Aim -
Please repeat each of the rows below word for word, in the same order and with every character unchanged.

○ ○ ○ ○ ○ ○ ○

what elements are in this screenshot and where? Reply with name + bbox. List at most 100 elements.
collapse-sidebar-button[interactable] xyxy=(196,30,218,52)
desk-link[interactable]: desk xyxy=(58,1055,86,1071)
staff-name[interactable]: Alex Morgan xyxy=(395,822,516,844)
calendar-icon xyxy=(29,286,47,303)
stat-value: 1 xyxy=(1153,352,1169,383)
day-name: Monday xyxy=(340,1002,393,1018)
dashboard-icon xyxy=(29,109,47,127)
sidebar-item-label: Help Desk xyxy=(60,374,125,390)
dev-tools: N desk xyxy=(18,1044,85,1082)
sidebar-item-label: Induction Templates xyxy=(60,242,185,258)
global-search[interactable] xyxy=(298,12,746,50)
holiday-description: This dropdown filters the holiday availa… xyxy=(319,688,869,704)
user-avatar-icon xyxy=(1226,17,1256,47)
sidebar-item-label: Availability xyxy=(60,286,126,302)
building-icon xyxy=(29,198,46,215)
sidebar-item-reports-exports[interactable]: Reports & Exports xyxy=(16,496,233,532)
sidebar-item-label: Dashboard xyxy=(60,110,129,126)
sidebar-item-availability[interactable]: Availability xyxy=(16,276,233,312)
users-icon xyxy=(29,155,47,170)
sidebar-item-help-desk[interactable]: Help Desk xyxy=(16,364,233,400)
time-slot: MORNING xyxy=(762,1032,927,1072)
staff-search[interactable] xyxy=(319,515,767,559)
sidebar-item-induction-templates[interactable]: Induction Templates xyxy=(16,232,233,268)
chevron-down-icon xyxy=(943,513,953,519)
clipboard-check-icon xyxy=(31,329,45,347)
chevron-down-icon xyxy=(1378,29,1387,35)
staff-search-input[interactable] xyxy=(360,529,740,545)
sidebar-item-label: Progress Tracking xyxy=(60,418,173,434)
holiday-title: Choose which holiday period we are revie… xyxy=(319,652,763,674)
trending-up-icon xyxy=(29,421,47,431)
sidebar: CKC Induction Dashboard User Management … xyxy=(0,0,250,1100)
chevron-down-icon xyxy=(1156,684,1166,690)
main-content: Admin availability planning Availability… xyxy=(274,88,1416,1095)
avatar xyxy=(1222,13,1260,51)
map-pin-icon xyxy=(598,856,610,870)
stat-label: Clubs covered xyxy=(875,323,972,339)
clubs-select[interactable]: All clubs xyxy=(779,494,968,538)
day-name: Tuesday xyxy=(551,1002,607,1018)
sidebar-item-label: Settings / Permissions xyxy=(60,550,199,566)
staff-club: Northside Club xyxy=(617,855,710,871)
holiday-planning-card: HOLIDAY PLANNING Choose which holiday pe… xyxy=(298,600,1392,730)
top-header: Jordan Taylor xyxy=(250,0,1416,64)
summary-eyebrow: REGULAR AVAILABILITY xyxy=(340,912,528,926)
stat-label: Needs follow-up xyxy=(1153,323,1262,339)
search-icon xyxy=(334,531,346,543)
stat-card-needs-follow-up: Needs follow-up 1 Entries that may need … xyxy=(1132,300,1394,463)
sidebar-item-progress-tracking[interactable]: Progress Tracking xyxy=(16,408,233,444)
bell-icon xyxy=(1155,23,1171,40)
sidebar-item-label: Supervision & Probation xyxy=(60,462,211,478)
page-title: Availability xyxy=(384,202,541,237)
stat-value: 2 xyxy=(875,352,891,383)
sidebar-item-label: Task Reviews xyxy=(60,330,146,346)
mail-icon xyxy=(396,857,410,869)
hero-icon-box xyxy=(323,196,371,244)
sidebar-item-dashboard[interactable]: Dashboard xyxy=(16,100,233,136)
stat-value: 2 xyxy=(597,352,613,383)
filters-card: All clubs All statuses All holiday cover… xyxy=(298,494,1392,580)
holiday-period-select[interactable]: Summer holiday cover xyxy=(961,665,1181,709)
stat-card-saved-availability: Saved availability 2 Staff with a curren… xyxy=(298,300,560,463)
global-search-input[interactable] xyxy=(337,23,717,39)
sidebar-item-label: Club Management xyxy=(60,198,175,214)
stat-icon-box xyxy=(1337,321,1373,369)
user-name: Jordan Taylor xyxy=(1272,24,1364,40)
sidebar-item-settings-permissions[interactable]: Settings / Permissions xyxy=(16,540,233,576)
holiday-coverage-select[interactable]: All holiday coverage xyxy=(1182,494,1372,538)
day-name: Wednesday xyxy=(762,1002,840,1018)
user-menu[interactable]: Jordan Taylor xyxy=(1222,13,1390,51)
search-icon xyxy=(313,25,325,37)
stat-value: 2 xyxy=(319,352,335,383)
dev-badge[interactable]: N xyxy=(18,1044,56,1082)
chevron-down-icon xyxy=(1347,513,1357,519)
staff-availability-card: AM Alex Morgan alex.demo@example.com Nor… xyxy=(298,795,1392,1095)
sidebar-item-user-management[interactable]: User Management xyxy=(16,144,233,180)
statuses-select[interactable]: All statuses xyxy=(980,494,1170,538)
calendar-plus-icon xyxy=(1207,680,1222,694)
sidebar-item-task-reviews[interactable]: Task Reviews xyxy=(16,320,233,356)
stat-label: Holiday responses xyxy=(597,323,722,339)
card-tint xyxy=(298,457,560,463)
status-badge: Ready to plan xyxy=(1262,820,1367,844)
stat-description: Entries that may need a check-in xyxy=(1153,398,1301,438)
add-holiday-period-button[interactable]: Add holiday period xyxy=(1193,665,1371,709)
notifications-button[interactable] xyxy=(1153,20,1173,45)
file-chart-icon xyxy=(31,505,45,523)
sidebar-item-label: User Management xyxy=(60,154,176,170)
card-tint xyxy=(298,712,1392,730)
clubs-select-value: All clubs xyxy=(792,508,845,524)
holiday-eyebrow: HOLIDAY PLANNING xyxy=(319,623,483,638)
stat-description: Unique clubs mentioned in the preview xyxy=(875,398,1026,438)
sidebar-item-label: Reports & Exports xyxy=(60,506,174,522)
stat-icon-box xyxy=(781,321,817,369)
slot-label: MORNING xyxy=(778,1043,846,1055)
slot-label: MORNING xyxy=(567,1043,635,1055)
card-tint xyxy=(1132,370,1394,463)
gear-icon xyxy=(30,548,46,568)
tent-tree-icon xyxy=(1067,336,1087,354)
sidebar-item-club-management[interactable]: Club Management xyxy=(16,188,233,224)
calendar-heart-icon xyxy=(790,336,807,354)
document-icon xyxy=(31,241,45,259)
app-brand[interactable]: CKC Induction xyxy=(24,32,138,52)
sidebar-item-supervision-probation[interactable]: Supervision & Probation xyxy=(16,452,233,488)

○ ○ ○ ○ ○ ○ ○

Answer for the task -
what elements are in this screenshot and where? Reply with name + bbox. List at most 100 elements.
collapse-sidebar-button[interactable] xyxy=(196,30,218,52)
desk-link[interactable]: desk xyxy=(58,1055,86,1071)
staff-name[interactable]: Alex Morgan xyxy=(395,822,516,844)
calendar-icon xyxy=(29,286,47,303)
stat-value: 1 xyxy=(1153,352,1169,383)
day-name: Monday xyxy=(340,1002,393,1018)
dashboard-icon xyxy=(29,109,47,127)
sidebar-item-label: Help Desk xyxy=(60,374,125,390)
dev-tools: N desk xyxy=(18,1044,85,1082)
sidebar-item-label: Induction Templates xyxy=(60,242,185,258)
global-search[interactable] xyxy=(298,12,746,50)
holiday-description: This dropdown filters the holiday availa… xyxy=(319,688,869,704)
user-avatar-icon xyxy=(1226,17,1256,47)
sidebar-item-label: Availability xyxy=(60,286,126,302)
building-icon xyxy=(29,198,46,215)
sidebar-item-reports-exports[interactable]: Reports & Exports xyxy=(16,496,233,532)
sidebar-item-label: Dashboard xyxy=(60,110,129,126)
sidebar-item-availability[interactable]: Availability xyxy=(16,276,233,312)
users-icon xyxy=(29,155,47,170)
sidebar-item-help-desk[interactable]: Help Desk xyxy=(16,364,233,400)
time-slot: MORNING xyxy=(762,1032,927,1072)
staff-search[interactable] xyxy=(319,515,767,559)
sidebar-item-induction-templates[interactable]: Induction Templates xyxy=(16,232,233,268)
chevron-down-icon xyxy=(943,513,953,519)
clipboard-check-icon xyxy=(31,329,45,347)
chevron-down-icon xyxy=(1378,29,1387,35)
staff-search-input[interactable] xyxy=(360,529,740,545)
sidebar-item-label: Progress Tracking xyxy=(60,418,173,434)
holiday-title: Choose which holiday period we are revie… xyxy=(319,652,763,674)
trending-up-icon xyxy=(29,421,47,431)
sidebar: CKC Induction Dashboard User Management … xyxy=(0,0,250,1100)
chevron-down-icon xyxy=(1156,684,1166,690)
main-content: Admin availability planning Availability… xyxy=(274,88,1416,1095)
avatar xyxy=(1222,13,1260,51)
map-pin-icon xyxy=(598,856,610,870)
stat-label: Clubs covered xyxy=(875,323,972,339)
clubs-select[interactable]: All clubs xyxy=(779,494,968,538)
day-name: Tuesday xyxy=(551,1002,607,1018)
sidebar-item-label: Settings / Permissions xyxy=(60,550,199,566)
staff-club: Northside Club xyxy=(617,855,710,871)
holiday-planning-card: HOLIDAY PLANNING Choose which holiday pe… xyxy=(298,600,1392,730)
top-header: Jordan Taylor xyxy=(250,0,1416,64)
summary-eyebrow: REGULAR AVAILABILITY xyxy=(340,912,528,926)
stat-label: Needs follow-up xyxy=(1153,323,1262,339)
search-icon xyxy=(334,531,346,543)
stat-card-needs-follow-up: Needs follow-up 1 Entries that may need … xyxy=(1132,300,1394,463)
sidebar-item-progress-tracking[interactable]: Progress Tracking xyxy=(16,408,233,444)
bell-icon xyxy=(1155,23,1171,40)
sidebar-item-label: Supervision & Probation xyxy=(60,462,211,478)
page-title: Availability xyxy=(384,202,541,237)
stat-value: 2 xyxy=(875,352,891,383)
sidebar-item-label: Task Reviews xyxy=(60,330,146,346)
mail-icon xyxy=(396,857,410,869)
hero-icon-box xyxy=(323,196,371,244)
sidebar-item-dashboard[interactable]: Dashboard xyxy=(16,100,233,136)
stat-value: 2 xyxy=(597,352,613,383)
filters-card: All clubs All statuses All holiday cover… xyxy=(298,494,1392,580)
holiday-period-select[interactable]: Summer holiday cover xyxy=(961,665,1181,709)
stat-card-saved-availability: Saved availability 2 Staff with a curren… xyxy=(298,300,560,463)
global-search-input[interactable] xyxy=(337,23,717,39)
sidebar-item-label: Club Management xyxy=(60,198,175,214)
stat-icon-box xyxy=(1337,321,1373,369)
user-name: Jordan Taylor xyxy=(1272,24,1364,40)
sidebar-item-settings-permissions[interactable]: Settings / Permissions xyxy=(16,540,233,576)
holiday-coverage-select[interactable]: All holiday coverage xyxy=(1182,494,1372,538)
day-name: Wednesday xyxy=(762,1002,840,1018)
user-menu[interactable]: Jordan Taylor xyxy=(1222,13,1390,51)
search-icon xyxy=(313,25,325,37)
stat-value: 2 xyxy=(319,352,335,383)
dev-badge[interactable]: N xyxy=(18,1044,56,1082)
chevron-down-icon xyxy=(1347,513,1357,519)
staff-availability-card: AM Alex Morgan alex.demo@example.com Nor… xyxy=(298,795,1392,1095)
sidebar-item-user-management[interactable]: User Management xyxy=(16,144,233,180)
statuses-select[interactable]: All statuses xyxy=(980,494,1170,538)
calendar-plus-icon xyxy=(1207,680,1222,694)
sidebar-item-task-reviews[interactable]: Task Reviews xyxy=(16,320,233,356)
stat-label: Holiday responses xyxy=(597,323,722,339)
card-tint xyxy=(298,457,560,463)
status-badge: Ready to plan xyxy=(1262,820,1367,844)
stat-description: Entries that may need a check-in xyxy=(1153,398,1301,438)
add-holiday-period-button[interactable]: Add holiday period xyxy=(1193,665,1371,709)
notifications-button[interactable] xyxy=(1153,20,1173,45)
file-chart-icon xyxy=(31,505,45,523)
sidebar-item-label: User Management xyxy=(60,154,176,170)
card-tint xyxy=(298,712,1392,730)
clubs-select-value: All clubs xyxy=(792,508,845,524)
holiday-eyebrow: HOLIDAY PLANNING xyxy=(319,623,483,638)
stat-description: Unique clubs mentioned in the preview xyxy=(875,398,1026,438)
sidebar-item-label: Reports & Exports xyxy=(60,506,174,522)
stat-icon-box xyxy=(781,321,817,369)
slot-label: MORNING xyxy=(778,1043,846,1055)
slot-label: MORNING xyxy=(567,1043,635,1055)
card-tint xyxy=(1132,370,1394,463)
gear-icon xyxy=(30,548,46,568)
tent-tree-icon xyxy=(1067,336,1087,354)
sidebar-item-club-management[interactable]: Club Management xyxy=(16,188,233,224)
calendar-heart-icon xyxy=(790,336,807,354)
document-icon xyxy=(31,241,45,259)
app-brand[interactable]: CKC Induction xyxy=(24,32,138,52)
sidebar-item-supervision-probation[interactable]: Supervision & Probation xyxy=(16,452,233,488)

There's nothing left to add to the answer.